> [CHALLENGE]:
Figure out how many lines of the material below contain the word "предохраняющий". Answer with the number only.

START MATERIAL PROVIDED

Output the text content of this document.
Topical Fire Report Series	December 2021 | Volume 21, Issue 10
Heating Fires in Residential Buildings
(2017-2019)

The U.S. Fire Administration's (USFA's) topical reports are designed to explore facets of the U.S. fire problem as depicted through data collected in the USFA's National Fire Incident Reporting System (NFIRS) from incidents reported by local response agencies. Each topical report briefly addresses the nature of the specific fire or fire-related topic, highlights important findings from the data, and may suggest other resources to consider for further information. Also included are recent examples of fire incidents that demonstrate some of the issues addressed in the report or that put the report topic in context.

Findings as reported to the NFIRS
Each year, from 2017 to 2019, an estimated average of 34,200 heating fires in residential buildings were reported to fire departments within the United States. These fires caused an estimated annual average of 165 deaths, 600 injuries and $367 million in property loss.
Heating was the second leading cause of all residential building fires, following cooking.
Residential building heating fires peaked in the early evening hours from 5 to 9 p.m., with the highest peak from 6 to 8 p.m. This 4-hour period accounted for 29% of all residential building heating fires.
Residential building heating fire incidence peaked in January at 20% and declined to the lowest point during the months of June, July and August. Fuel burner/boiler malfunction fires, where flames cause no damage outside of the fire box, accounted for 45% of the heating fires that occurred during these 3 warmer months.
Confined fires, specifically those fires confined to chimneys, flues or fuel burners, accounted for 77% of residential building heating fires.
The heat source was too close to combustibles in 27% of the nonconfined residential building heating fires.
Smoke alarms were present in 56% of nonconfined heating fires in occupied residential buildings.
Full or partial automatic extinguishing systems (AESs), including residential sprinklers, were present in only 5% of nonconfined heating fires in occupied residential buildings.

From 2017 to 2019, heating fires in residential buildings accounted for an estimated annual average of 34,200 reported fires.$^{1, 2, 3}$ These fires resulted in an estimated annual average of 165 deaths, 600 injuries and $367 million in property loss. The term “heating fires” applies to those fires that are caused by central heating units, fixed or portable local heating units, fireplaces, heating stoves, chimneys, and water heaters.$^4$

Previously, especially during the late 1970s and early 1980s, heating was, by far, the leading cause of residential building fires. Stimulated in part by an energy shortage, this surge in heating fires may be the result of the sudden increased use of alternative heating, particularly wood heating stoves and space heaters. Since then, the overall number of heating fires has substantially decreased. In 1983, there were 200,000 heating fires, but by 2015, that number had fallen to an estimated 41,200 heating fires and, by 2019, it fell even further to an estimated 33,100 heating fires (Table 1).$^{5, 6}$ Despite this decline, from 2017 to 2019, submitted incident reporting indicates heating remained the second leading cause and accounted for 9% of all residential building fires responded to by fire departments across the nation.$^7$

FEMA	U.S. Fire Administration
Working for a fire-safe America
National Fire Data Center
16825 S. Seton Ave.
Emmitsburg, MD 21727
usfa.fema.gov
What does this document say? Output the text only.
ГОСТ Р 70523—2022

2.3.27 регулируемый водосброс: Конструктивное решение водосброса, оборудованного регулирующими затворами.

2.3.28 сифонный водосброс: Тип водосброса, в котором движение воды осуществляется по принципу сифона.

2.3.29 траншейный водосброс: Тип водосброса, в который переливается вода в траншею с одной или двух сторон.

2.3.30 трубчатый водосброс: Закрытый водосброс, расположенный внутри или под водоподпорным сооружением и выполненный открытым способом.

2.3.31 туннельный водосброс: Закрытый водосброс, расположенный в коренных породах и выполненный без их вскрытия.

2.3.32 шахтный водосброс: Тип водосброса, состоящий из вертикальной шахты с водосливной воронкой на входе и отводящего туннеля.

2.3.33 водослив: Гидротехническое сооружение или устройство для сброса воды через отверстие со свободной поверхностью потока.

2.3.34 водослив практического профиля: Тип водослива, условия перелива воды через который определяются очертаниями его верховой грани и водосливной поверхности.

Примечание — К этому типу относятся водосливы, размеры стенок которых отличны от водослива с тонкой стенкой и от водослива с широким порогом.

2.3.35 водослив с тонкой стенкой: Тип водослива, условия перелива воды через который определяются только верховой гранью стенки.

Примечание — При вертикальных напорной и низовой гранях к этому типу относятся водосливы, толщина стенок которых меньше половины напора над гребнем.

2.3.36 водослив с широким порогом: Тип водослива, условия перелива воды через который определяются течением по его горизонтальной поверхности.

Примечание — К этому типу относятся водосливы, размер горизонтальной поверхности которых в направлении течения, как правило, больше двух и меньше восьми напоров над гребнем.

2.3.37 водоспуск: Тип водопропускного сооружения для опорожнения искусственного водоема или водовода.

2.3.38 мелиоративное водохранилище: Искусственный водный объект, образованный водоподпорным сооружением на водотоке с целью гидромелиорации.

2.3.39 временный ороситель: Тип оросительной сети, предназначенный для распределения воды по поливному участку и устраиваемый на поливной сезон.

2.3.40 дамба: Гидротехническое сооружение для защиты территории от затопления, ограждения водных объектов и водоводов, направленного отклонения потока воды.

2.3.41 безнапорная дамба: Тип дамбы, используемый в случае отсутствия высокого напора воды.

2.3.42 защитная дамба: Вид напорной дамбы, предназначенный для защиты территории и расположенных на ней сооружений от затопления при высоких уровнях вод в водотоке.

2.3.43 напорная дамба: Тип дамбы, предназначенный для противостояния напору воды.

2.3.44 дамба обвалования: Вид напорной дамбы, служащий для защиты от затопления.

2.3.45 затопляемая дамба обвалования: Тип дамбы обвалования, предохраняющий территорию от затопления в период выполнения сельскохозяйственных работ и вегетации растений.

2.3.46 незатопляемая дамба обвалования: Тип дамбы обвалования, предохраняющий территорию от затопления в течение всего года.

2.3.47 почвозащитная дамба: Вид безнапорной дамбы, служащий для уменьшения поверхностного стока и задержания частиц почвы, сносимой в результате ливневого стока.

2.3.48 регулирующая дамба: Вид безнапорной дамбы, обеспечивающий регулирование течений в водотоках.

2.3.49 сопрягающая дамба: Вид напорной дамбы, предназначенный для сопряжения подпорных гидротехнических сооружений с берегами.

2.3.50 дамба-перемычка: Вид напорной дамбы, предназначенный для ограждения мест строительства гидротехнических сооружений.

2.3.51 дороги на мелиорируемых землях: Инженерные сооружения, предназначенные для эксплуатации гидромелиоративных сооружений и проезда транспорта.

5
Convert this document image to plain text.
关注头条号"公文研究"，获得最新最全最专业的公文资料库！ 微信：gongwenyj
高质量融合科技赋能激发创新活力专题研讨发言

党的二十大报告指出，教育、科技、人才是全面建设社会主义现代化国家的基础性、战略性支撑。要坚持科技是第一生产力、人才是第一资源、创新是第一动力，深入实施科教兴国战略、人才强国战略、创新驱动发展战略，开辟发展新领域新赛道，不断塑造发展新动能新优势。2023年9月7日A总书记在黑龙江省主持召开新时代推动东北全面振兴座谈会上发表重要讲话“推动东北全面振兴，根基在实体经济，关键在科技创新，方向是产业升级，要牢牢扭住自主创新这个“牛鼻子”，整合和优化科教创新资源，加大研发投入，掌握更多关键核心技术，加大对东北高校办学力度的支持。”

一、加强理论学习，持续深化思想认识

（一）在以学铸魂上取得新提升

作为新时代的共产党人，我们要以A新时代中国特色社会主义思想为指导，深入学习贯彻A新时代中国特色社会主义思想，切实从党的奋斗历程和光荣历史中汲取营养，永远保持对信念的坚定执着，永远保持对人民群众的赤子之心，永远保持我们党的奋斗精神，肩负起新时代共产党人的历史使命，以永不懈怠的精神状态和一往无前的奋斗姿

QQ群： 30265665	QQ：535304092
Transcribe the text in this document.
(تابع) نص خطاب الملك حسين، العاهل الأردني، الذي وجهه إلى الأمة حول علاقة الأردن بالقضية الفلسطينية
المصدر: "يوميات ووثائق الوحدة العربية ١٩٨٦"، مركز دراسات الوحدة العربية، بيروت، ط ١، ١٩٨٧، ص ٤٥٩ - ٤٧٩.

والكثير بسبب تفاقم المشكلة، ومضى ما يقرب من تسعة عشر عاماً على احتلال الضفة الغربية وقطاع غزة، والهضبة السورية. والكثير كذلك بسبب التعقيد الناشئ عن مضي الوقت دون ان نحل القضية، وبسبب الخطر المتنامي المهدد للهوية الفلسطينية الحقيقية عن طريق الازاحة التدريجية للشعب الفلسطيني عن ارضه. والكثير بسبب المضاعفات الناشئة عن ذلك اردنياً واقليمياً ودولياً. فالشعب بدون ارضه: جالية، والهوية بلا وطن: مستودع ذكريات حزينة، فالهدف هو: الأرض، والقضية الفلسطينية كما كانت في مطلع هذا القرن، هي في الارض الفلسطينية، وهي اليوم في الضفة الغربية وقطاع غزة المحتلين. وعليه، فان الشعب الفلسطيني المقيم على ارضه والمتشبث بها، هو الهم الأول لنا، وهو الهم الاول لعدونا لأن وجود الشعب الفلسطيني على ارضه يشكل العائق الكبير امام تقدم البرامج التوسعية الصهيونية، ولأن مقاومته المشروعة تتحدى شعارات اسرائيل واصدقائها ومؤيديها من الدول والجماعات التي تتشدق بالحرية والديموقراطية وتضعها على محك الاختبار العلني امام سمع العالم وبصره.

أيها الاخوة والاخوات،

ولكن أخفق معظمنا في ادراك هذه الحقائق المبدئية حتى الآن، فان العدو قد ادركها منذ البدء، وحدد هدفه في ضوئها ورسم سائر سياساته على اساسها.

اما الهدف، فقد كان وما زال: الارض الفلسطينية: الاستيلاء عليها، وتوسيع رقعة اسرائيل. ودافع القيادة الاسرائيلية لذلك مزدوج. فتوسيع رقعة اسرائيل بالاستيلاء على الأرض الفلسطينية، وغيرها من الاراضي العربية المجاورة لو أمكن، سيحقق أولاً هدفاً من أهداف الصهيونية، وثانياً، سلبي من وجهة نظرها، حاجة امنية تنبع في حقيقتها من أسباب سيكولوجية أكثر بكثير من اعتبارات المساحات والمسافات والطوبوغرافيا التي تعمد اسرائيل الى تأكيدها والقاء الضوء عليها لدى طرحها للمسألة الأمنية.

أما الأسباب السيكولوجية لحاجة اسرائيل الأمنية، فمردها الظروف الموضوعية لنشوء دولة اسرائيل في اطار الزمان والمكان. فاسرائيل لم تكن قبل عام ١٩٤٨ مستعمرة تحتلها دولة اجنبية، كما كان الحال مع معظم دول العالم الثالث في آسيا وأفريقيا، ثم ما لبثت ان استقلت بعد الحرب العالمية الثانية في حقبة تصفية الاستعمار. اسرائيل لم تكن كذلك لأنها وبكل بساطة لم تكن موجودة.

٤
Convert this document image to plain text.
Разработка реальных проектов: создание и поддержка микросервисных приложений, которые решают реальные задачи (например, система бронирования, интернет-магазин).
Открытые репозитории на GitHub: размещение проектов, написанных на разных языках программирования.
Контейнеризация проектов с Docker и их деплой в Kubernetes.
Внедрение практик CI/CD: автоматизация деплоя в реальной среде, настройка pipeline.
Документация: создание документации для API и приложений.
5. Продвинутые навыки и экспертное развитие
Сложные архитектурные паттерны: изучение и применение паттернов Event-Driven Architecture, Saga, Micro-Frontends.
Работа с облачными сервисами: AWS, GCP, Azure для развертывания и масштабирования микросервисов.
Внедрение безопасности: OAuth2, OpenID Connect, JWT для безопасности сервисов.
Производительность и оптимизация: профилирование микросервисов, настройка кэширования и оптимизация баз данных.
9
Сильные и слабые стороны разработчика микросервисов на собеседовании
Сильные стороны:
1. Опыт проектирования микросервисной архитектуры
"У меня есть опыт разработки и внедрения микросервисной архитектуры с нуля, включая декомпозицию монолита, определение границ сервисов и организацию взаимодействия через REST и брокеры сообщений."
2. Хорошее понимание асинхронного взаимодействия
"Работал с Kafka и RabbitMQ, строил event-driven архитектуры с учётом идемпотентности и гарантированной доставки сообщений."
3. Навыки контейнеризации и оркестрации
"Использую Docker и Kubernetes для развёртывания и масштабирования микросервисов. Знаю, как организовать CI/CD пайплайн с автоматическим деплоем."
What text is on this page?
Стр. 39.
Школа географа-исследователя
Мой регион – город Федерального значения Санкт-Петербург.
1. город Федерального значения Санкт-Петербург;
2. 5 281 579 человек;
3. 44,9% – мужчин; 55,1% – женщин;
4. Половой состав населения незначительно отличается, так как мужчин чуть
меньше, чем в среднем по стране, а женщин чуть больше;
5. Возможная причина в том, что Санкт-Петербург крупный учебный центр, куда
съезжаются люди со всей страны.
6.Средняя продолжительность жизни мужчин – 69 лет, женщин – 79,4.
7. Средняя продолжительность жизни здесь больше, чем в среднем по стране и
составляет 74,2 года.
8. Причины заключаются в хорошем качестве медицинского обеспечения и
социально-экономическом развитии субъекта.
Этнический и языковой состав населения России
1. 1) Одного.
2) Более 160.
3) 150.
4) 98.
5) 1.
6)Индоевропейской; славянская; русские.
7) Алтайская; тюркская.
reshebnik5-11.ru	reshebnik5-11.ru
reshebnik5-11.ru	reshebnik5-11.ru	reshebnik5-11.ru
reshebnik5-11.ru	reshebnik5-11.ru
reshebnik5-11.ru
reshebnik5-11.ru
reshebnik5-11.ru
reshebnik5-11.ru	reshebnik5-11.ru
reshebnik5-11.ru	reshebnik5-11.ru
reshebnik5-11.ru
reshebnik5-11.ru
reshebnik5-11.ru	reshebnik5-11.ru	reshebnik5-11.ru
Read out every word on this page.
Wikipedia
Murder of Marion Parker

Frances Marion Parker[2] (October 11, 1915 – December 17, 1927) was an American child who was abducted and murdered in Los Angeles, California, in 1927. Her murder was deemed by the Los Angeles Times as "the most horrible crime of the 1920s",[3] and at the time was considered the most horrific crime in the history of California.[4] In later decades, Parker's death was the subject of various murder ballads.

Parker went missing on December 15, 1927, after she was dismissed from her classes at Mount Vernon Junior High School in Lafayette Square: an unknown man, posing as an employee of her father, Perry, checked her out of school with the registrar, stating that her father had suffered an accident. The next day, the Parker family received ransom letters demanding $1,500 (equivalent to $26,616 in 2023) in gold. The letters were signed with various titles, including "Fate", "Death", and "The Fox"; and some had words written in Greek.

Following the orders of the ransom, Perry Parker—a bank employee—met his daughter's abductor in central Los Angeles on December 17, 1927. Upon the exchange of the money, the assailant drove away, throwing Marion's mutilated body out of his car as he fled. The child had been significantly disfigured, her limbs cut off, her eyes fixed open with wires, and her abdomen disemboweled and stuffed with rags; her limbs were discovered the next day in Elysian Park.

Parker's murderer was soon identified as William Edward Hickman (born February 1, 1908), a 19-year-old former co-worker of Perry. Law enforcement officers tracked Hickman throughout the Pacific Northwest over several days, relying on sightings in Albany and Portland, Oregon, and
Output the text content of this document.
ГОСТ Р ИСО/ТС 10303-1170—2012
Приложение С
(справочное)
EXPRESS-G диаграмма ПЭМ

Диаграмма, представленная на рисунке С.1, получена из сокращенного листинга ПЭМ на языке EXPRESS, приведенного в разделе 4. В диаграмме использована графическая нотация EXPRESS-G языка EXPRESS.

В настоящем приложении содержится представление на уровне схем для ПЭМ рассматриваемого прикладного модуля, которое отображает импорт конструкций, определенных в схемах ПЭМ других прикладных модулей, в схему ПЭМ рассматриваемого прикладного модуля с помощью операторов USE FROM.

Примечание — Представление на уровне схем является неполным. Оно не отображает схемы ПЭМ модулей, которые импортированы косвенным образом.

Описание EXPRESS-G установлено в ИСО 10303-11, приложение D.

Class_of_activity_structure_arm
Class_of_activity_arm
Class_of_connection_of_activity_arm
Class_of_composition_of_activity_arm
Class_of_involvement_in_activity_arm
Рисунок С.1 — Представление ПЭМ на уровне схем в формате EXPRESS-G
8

END MATERIAL PROVIDED

> [ANSWER IN FULL]:
2